(Dataset rows about figures)
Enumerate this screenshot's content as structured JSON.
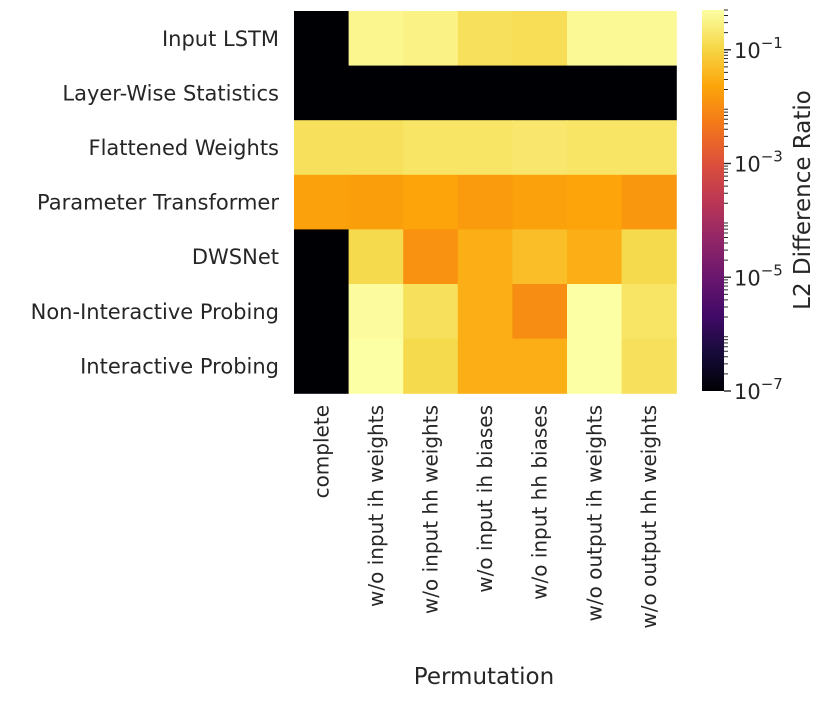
{
  "chart_data": {
    "type": "heatmap",
    "title": "",
    "xlabel": "Permutation",
    "ylabel": "",
    "rows": [
      "Input LSTM",
      "Layer-Wise Statistics",
      "Flattened Weights",
      "Parameter Transformer",
      "DWSNet",
      "Non-Interactive Probing",
      "Interactive Probing"
    ],
    "columns": [
      "complete",
      "w/o input ih weights",
      "w/o input hh weights",
      "w/o input ih biases",
      "w/o input hh biases",
      "w/o output ih weights",
      "w/o output hh weights"
    ],
    "values": [
      [
        1e-07,
        0.35,
        0.3,
        0.15,
        0.14,
        0.4,
        0.4
      ],
      [
        1e-07,
        1e-07,
        1e-07,
        1e-07,
        1e-07,
        1e-07,
        1e-07
      ],
      [
        0.15,
        0.15,
        0.18,
        0.18,
        0.2,
        0.18,
        0.18
      ],
      [
        0.02,
        0.018,
        0.022,
        0.016,
        0.02,
        0.022,
        0.014
      ],
      [
        1e-07,
        0.12,
        0.012,
        0.03,
        0.05,
        0.03,
        0.12
      ],
      [
        1e-07,
        0.45,
        0.15,
        0.03,
        0.01,
        0.55,
        0.18
      ],
      [
        1e-07,
        0.6,
        0.12,
        0.03,
        0.03,
        0.5,
        0.15
      ]
    ],
    "colorscale": "inferno",
    "color_scale_type": "log",
    "colorbar": {
      "label": "L2 Difference Ratio",
      "range": [
        1e-07,
        0.5
      ],
      "ticks": [
        {
          "value": 1e-07,
          "label": "10",
          "exp": "−7"
        },
        {
          "value": 1e-05,
          "label": "10",
          "exp": "−5"
        },
        {
          "value": 0.001,
          "label": "10",
          "exp": "−3"
        },
        {
          "value": 0.1,
          "label": "10",
          "exp": "−1"
        }
      ]
    }
  }
}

GIVEN REQUEST. Reproduce the material above in full, exactly, with no images.

ANSWER FOR THE TASK.
Enumerate this screenshot's content as structured JSON.
{
  "chart_data": {
    "type": "heatmap",
    "title": "",
    "xlabel": "Permutation",
    "ylabel": "",
    "rows": [
      "Input LSTM",
      "Layer-Wise Statistics",
      "Flattened Weights",
      "Parameter Transformer",
      "DWSNet",
      "Non-Interactive Probing",
      "Interactive Probing"
    ],
    "columns": [
      "complete",
      "w/o input ih weights",
      "w/o input hh weights",
      "w/o input ih biases",
      "w/o input hh biases",
      "w/o output ih weights",
      "w/o output hh weights"
    ],
    "values": [
      [
        1e-07,
        0.35,
        0.3,
        0.15,
        0.14,
        0.4,
        0.4
      ],
      [
        1e-07,
        1e-07,
        1e-07,
        1e-07,
        1e-07,
        1e-07,
        1e-07
      ],
      [
        0.15,
        0.15,
        0.18,
        0.18,
        0.2,
        0.18,
        0.18
      ],
      [
        0.02,
        0.018,
        0.022,
        0.016,
        0.02,
        0.022,
        0.014
      ],
      [
        1e-07,
        0.12,
        0.012,
        0.03,
        0.05,
        0.03,
        0.12
      ],
      [
        1e-07,
        0.45,
        0.15,
        0.03,
        0.01,
        0.55,
        0.18
      ],
      [
        1e-07,
        0.6,
        0.12,
        0.03,
        0.03,
        0.5,
        0.15
      ]
    ],
    "colorscale": "inferno",
    "color_scale_type": "log",
    "colorbar": {
      "label": "L2 Difference Ratio",
      "range": [
        1e-07,
        0.5
      ],
      "ticks": [
        {
          "value": 1e-07,
          "label": "10",
          "exp": "−7"
        },
        {
          "value": 1e-05,
          "label": "10",
          "exp": "−5"
        },
        {
          "value": 0.001,
          "label": "10",
          "exp": "−3"
        },
        {
          "value": 0.1,
          "label": "10",
          "exp": "−1"
        }
      ]
    }
  }
}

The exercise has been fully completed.